Stated exercise:
Do not carry the pictures over; copy every other part of the entries exactly.

Data for the task:
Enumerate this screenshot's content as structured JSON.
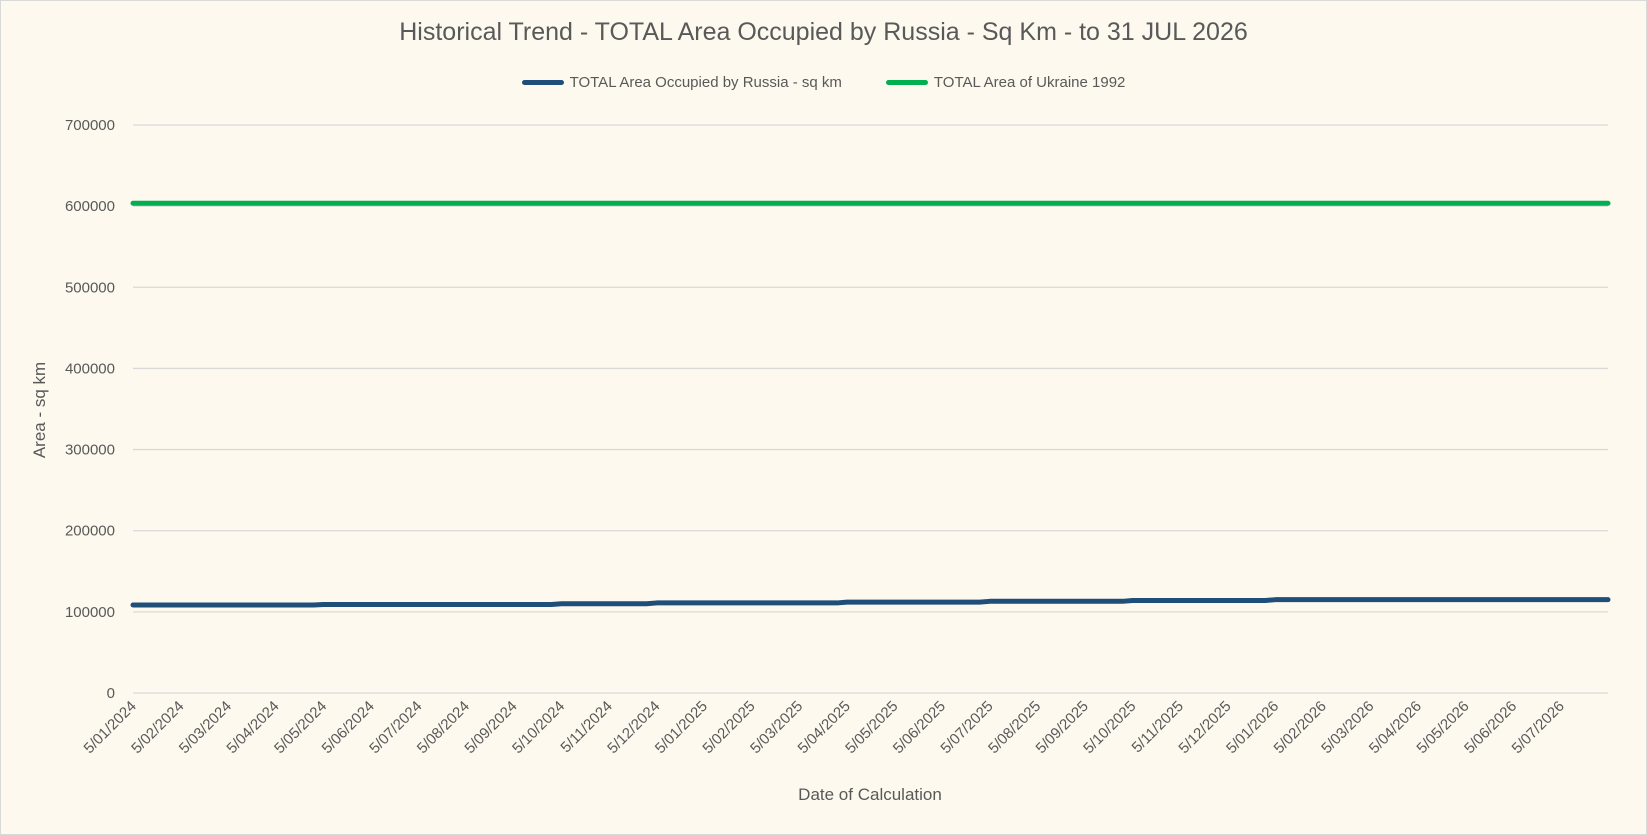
{
  "chart_data": {
    "type": "line",
    "title": "Historical Trend - TOTAL Area Occupied by Russia - Sq Km - to 31 JUL 2026",
    "xlabel": "Date of Calculation",
    "ylabel": "Area - sq km",
    "ylim": [
      0,
      700000
    ],
    "yticks": [
      "0",
      "100000",
      "200000",
      "300000",
      "400000",
      "500000",
      "600000",
      "700000"
    ],
    "categories": [
      "5/01/2024",
      "5/02/2024",
      "5/03/2024",
      "5/04/2024",
      "5/05/2024",
      "5/06/2024",
      "5/07/2024",
      "5/08/2024",
      "5/09/2024",
      "5/10/2024",
      "5/11/2024",
      "5/12/2024",
      "5/01/2025",
      "5/02/2025",
      "5/03/2025",
      "5/04/2025",
      "5/05/2025",
      "5/06/2025",
      "5/07/2025",
      "5/08/2025",
      "5/09/2025",
      "5/10/2025",
      "5/11/2025",
      "5/12/2025",
      "5/01/2026",
      "5/02/2026",
      "5/03/2026",
      "5/04/2026",
      "5/05/2026",
      "5/06/2026",
      "5/07/2026"
    ],
    "grid": true,
    "legend_position": "top",
    "series": [
      {
        "name": "TOTAL Area Occupied by Russia - sq km",
        "color": "#1f4e79",
        "values": [
          108500,
          108500,
          108500,
          108500,
          109000,
          109000,
          109000,
          109000,
          109000,
          110000,
          110000,
          111000,
          111000,
          111000,
          111000,
          112000,
          112000,
          112000,
          113000,
          113000,
          113000,
          114000,
          114000,
          114000,
          115000,
          115000,
          115000,
          115000,
          115000,
          115000,
          115000
        ]
      },
      {
        "name": "TOTAL Area of Ukraine 1992",
        "color": "#00b050",
        "values": [
          603550,
          603550,
          603550,
          603550,
          603550,
          603550,
          603550,
          603550,
          603550,
          603550,
          603550,
          603550,
          603550,
          603550,
          603550,
          603550,
          603550,
          603550,
          603550,
          603550,
          603550,
          603550,
          603550,
          603550,
          603550,
          603550,
          603550,
          603550,
          603550,
          603550,
          603550
        ]
      }
    ]
  }
}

In response:
Enumerate this screenshot's content as structured JSON.
{
  "chart_data": {
    "type": "line",
    "title": "Historical Trend - TOTAL Area Occupied by Russia - Sq Km - to 31 JUL 2026",
    "xlabel": "Date of Calculation",
    "ylabel": "Area - sq km",
    "ylim": [
      0,
      700000
    ],
    "yticks": [
      "0",
      "100000",
      "200000",
      "300000",
      "400000",
      "500000",
      "600000",
      "700000"
    ],
    "categories": [
      "5/01/2024",
      "5/02/2024",
      "5/03/2024",
      "5/04/2024",
      "5/05/2024",
      "5/06/2024",
      "5/07/2024",
      "5/08/2024",
      "5/09/2024",
      "5/10/2024",
      "5/11/2024",
      "5/12/2024",
      "5/01/2025",
      "5/02/2025",
      "5/03/2025",
      "5/04/2025",
      "5/05/2025",
      "5/06/2025",
      "5/07/2025",
      "5/08/2025",
      "5/09/2025",
      "5/10/2025",
      "5/11/2025",
      "5/12/2025",
      "5/01/2026",
      "5/02/2026",
      "5/03/2026",
      "5/04/2026",
      "5/05/2026",
      "5/06/2026",
      "5/07/2026"
    ],
    "grid": true,
    "legend_position": "top",
    "series": [
      {
        "name": "TOTAL Area Occupied by Russia - sq km",
        "color": "#1f4e79",
        "values": [
          108500,
          108500,
          108500,
          108500,
          109000,
          109000,
          109000,
          109000,
          109000,
          110000,
          110000,
          111000,
          111000,
          111000,
          111000,
          112000,
          112000,
          112000,
          113000,
          113000,
          113000,
          114000,
          114000,
          114000,
          115000,
          115000,
          115000,
          115000,
          115000,
          115000,
          115000
        ]
      },
      {
        "name": "TOTAL Area of Ukraine 1992",
        "color": "#00b050",
        "values": [
          603550,
          603550,
          603550,
          603550,
          603550,
          603550,
          603550,
          603550,
          603550,
          603550,
          603550,
          603550,
          603550,
          603550,
          603550,
          603550,
          603550,
          603550,
          603550,
          603550,
          603550,
          603550,
          603550,
          603550,
          603550,
          603550,
          603550,
          603550,
          603550,
          603550,
          603550
        ]
      }
    ]
  }
}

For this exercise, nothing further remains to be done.